# PROVIDED INFORMATION start

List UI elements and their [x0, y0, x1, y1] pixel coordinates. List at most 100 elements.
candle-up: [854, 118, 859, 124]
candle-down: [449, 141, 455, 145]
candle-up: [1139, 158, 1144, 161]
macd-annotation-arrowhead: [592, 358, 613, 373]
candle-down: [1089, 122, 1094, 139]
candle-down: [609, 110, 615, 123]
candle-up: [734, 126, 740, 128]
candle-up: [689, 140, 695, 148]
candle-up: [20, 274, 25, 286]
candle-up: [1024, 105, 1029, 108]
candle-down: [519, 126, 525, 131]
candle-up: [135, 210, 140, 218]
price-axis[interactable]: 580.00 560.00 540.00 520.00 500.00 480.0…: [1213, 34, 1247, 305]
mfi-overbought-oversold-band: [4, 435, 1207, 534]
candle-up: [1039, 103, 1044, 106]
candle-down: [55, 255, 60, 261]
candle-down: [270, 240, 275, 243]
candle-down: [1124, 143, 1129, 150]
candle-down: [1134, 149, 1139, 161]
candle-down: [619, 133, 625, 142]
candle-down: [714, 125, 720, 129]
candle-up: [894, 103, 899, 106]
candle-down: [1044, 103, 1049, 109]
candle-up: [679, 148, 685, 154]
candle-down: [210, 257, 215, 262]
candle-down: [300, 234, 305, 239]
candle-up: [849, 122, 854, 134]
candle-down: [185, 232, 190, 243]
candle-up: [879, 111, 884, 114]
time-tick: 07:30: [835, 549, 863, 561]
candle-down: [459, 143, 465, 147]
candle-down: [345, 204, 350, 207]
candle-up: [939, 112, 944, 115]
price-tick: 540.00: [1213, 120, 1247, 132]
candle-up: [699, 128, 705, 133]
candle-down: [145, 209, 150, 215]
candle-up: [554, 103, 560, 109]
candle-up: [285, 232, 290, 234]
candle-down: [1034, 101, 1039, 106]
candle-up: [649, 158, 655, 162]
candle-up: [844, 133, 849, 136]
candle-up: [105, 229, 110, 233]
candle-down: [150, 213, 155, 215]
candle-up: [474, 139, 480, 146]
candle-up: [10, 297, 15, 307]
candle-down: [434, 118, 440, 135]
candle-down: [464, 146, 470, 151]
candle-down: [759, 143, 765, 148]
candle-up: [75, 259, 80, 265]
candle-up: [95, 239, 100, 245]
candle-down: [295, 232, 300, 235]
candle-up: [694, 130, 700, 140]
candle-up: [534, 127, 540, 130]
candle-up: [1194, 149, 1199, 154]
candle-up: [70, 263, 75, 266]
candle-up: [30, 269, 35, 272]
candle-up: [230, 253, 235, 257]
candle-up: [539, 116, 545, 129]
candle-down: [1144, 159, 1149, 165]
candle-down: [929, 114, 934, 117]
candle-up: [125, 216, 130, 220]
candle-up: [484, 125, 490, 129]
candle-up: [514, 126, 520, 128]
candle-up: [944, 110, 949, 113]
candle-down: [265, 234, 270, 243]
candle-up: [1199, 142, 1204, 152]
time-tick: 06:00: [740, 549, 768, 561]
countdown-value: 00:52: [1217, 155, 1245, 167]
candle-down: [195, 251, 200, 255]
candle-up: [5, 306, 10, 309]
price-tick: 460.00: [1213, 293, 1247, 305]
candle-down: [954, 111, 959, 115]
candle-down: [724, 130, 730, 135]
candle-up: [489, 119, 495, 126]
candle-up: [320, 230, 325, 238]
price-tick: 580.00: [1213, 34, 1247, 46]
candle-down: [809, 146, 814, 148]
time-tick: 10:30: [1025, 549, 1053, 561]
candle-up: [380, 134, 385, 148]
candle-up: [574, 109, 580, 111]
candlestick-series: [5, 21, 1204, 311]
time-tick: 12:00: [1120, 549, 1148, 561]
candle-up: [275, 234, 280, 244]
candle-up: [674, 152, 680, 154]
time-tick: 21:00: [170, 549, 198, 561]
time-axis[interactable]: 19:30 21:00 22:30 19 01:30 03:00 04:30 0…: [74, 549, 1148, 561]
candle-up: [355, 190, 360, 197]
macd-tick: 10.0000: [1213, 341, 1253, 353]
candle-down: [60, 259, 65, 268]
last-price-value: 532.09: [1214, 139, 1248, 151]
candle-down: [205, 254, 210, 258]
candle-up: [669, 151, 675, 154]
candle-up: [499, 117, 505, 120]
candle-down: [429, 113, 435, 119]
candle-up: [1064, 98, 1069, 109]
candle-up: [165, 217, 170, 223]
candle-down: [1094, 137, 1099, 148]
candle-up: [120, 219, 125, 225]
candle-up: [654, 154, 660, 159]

# PROVIDED INFORMATION end

Please retype the listing above line for line, with no changes to any character.

List UI elements and their [x0, y0, x1, y1] pixel coordinates. List at most 100 elements.
candle-up: [854, 118, 859, 124]
candle-down: [449, 141, 455, 145]
candle-up: [1139, 158, 1144, 161]
macd-annotation-arrowhead: [592, 358, 613, 373]
candle-down: [1089, 122, 1094, 139]
candle-down: [609, 110, 615, 123]
candle-up: [734, 126, 740, 128]
candle-up: [689, 140, 695, 148]
candle-up: [20, 274, 25, 286]
candle-up: [1024, 105, 1029, 108]
candle-down: [519, 126, 525, 131]
candle-up: [135, 210, 140, 218]
price-axis[interactable]: 580.00 560.00 540.00 520.00 500.00 480.0…: [1213, 34, 1247, 305]
mfi-overbought-oversold-band: [4, 435, 1207, 534]
candle-up: [1039, 103, 1044, 106]
candle-down: [55, 255, 60, 261]
candle-down: [270, 240, 275, 243]
candle-down: [1124, 143, 1129, 150]
candle-down: [1134, 149, 1139, 161]
candle-down: [619, 133, 625, 142]
candle-down: [714, 125, 720, 129]
candle-up: [894, 103, 899, 106]
candle-down: [1044, 103, 1049, 109]
candle-up: [679, 148, 685, 154]
candle-down: [210, 257, 215, 262]
candle-down: [300, 234, 305, 239]
candle-up: [849, 122, 854, 134]
candle-down: [185, 232, 190, 243]
candle-up: [879, 111, 884, 114]
time-tick: 07:30: [835, 549, 863, 561]
candle-down: [459, 143, 465, 147]
candle-down: [345, 204, 350, 207]
candle-up: [939, 112, 944, 115]
price-tick: 540.00: [1213, 120, 1247, 132]
candle-up: [699, 128, 705, 133]
candle-down: [145, 209, 150, 215]
candle-up: [554, 103, 560, 109]
candle-up: [285, 232, 290, 234]
candle-down: [1034, 101, 1039, 106]
candle-up: [649, 158, 655, 162]
candle-up: [844, 133, 849, 136]
candle-up: [105, 229, 110, 233]
candle-down: [150, 213, 155, 215]
candle-up: [474, 139, 480, 146]
candle-up: [10, 297, 15, 307]
candle-down: [434, 118, 440, 135]
candle-down: [464, 146, 470, 151]
candle-down: [759, 143, 765, 148]
candle-up: [75, 259, 80, 265]
candle-up: [95, 239, 100, 245]
candle-down: [295, 232, 300, 235]
candle-up: [694, 130, 700, 140]
candle-up: [534, 127, 540, 130]
candle-up: [1194, 149, 1199, 154]
candle-up: [70, 263, 75, 266]
candle-up: [30, 269, 35, 272]
candle-up: [230, 253, 235, 257]
candle-up: [539, 116, 545, 129]
candle-down: [1144, 159, 1149, 165]
candle-down: [929, 114, 934, 117]
candle-up: [125, 216, 130, 220]
candle-up: [484, 125, 490, 129]
candle-up: [514, 126, 520, 128]
candle-up: [944, 110, 949, 113]
candle-down: [265, 234, 270, 243]
candle-up: [1199, 142, 1204, 152]
time-tick: 06:00: [740, 549, 768, 561]
countdown-value: 00:52: [1217, 155, 1245, 167]
candle-down: [195, 251, 200, 255]
candle-up: [5, 306, 10, 309]
price-tick: 460.00: [1213, 293, 1247, 305]
candle-down: [954, 111, 959, 115]
candle-down: [724, 130, 730, 135]
candle-up: [489, 119, 495, 126]
candle-up: [320, 230, 325, 238]
price-tick: 580.00: [1213, 34, 1247, 46]
candle-down: [809, 146, 814, 148]
time-tick: 10:30: [1025, 549, 1053, 561]
candle-up: [380, 134, 385, 148]
candle-up: [574, 109, 580, 111]
candlestick-series: [5, 21, 1204, 311]
time-tick: 12:00: [1120, 549, 1148, 561]
candle-up: [275, 234, 280, 244]
candle-up: [674, 152, 680, 154]
time-tick: 21:00: [170, 549, 198, 561]
time-axis[interactable]: 19:30 21:00 22:30 19 01:30 03:00 04:30 0…: [74, 549, 1148, 561]
candle-up: [355, 190, 360, 197]
macd-tick: 10.0000: [1213, 341, 1253, 353]
candle-down: [60, 259, 65, 268]
last-price-value: 532.09: [1214, 139, 1248, 151]
candle-down: [205, 254, 210, 258]
candle-up: [669, 151, 675, 154]
candle-up: [499, 117, 505, 120]
candle-down: [429, 113, 435, 119]
candle-up: [1064, 98, 1069, 109]
candle-up: [165, 217, 170, 223]
candle-down: [1094, 137, 1099, 148]
candle-up: [120, 219, 125, 225]
candle-up: [654, 154, 660, 159]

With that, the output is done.